• _Excerpted text_:
8 More Essential Looks from Milan Fashion Week

Following our feature on New York’s essential spring/summer looks, this time we take a look at what Milan has to offer to the fashion-forward gent


Donatella Versace described her brand’s collection “like a homecoming,” and it certainly was. It’s the 20th anniversary of Gianni Versace’s passing, after all, and this collection was entirely retrospective—an homage to a brother whose creative estate is now overseen and nurtured by the sister. It was also an attempt to rewrite his codes for a new generation of consumers that is buying into Versace. This collection, with its bright silk shirts, gold coin and gargoyle patterns, pinstripes and swirls, are all for them. And since Donatella was “at home,” the house codes were naturally all there, as were nods to the good old days. Versace believes that what the kids want today is the attitude and full-on pizzazz of the early Gianni years.


Comics both inspired and illustrated Prada’s collection for this season as the brand went all in with storytelling. The aim was to celebrate the human touch in an increasingly digital world with streamlined jumpsuits, tech sneakers with Velcro straps, and nylon hip packs. While the comic-book-style visuals calls to mind everything from A-ha’s “Take On Me” music video to “Akira” and even “X-Men,” the universal takeaway is that these clothes are as heroic as they are quirky.


Alessandro Michele’s friendship with Elton John was one of the touch points in Gucci’s collection. David Furnish—Elton’s long-time partner—confirmed that Michele had been invited over to go through Elton’s archive of starry early ’70s glam rock stage clothes. “He has all the things Bob Mackie and Annie Reavey made,” said Furnish. “Elton loves Alessandro, and really appreciates what he’s doing.” One of the keys to Michele’s complex personality is that he lives and works in Rome with its layers upon layers of history—and the evidence of people who have lived before are ever-present. Yet he’s also one of the fashion masters of the digital universe.

Giorgio Armani

The phrase “Made in Armani” beautifully captures the spirit of this collection. Curve-hugging tailored jackets, languid work wear pieces and Far Eastern-inspired silhouettes all took a turn on the runway. This man can make a suit, and most importantly his suits make a man look great. After more than 40 years of carving out his own fashion identity as the single shareholder in Italy’s greatest privately-held house, it makes perfect sense. It’s that simple.

• _Work request 1_:
Transcribe everything in the Milan Fashion Week article from "Comics both inspired" down to "they are quirky.".
• _Work request 2_:
Pick up the Milan Fashion Week article after its final sentence and keep writing in the same style.

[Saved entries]
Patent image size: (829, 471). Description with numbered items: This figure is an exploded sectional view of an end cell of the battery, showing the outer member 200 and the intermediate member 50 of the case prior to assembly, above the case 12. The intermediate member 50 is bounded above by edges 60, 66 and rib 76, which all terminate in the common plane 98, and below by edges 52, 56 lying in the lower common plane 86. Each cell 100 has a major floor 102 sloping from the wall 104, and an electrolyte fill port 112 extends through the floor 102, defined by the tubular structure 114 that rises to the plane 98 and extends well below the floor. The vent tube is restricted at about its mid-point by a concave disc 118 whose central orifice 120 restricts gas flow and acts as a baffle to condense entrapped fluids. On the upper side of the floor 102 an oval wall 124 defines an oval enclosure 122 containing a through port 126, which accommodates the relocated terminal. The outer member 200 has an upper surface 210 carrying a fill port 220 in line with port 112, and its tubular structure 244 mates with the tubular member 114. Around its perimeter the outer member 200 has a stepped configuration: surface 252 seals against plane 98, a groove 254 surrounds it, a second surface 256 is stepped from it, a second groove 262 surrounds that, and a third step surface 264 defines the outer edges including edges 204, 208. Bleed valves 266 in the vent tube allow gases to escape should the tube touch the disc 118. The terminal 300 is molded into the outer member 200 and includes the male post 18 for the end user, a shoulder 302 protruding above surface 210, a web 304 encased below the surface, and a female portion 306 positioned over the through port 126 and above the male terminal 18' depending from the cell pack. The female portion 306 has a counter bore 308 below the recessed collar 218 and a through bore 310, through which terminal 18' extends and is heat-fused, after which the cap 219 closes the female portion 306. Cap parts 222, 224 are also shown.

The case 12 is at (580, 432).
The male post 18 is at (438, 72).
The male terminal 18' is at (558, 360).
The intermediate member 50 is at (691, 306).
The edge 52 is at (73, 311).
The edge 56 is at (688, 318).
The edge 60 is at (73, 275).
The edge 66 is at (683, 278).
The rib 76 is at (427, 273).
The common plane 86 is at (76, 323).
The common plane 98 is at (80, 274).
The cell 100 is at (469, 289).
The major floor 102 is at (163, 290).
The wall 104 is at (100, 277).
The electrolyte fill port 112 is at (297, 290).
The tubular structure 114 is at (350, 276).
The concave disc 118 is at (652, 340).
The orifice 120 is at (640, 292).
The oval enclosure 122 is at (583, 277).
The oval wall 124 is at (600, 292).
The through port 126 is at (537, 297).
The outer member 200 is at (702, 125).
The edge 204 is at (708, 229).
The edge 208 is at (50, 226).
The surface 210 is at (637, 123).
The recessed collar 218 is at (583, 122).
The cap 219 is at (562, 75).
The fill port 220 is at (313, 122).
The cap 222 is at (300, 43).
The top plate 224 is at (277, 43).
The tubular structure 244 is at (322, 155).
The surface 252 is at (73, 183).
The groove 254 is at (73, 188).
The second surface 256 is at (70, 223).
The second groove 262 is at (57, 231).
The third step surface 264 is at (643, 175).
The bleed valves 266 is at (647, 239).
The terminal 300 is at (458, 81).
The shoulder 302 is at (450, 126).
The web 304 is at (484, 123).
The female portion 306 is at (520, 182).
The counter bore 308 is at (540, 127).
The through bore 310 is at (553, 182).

• _Answer space 1_:
Comics both inspired and illustrated Prada’s collection for this season as the brand went all in with storytelling. The aim was to celebrate the human touch in an increasingly digital world with streamlined jumpsuits, tech sneakers with Velcro straps, and nylon hip packs. While the comic-book-style visuals calls to mind everything from A-ha’s “Take On Me” music video to “Akira” and even “X-Men,” the universal takeaway is that these clothes are as heroic as they are quirky.

• _Answer space 2_:
Masculine executives used to be very rigid, in a box. But now it is different. Fendi’s fun collection channeled a fifties-meets-seventies stance based on spins on masculine classics from the wardrobe of a nouveau riche executives whose level of taste is so bad it’s cool. With Silvia Venturini Fendi’s updates on business dressing, and new way of envisioning a suit, Fendi’s proposition for what a guy’s to wear in the modern world was compelling and much more forward-looking than many designers who believe everyone will be ditching their suits to don streetwear. It also chimed with the season’s childish mood and desire for escapism, to go back to an age of innocence and problem-free times.

Ermenegildo Zegna

Italian fashion house Ermenegildo Zegna reminds us once again why the name’s had such a lasting impression on the industry. This season, the brand delivered an impeccable menswear collection that deconstructed the formal codes ingrained in Zegna’s DNA. The clothes were made to breathe breathe, creating an airy, outdoorsy feel. Silhouettes were light, like the silky shirts that inflated in movement, volumes had a soft allure, highlighting the weightless substance of sport-inspired blousons worn with tailored joggers. The sense of ease and freedom of movement was definitely perceptible.

Bottega Veneta

Tomas Maier gave the season a much-needed dose of shiny embellishments like studded perforation, disc sequins and snakeskin. The base for Maier’s decoration was the delectable fabrication in which this house excels, warped towards streetwear in American sportswear references, elevating sporty to the next level. Maier went all-out sporty in the spirit of that old fashion cliché, with a twist—a flamboyant, shiny one. The result was a smart, refreshing collection, one of the designer’s best for the house.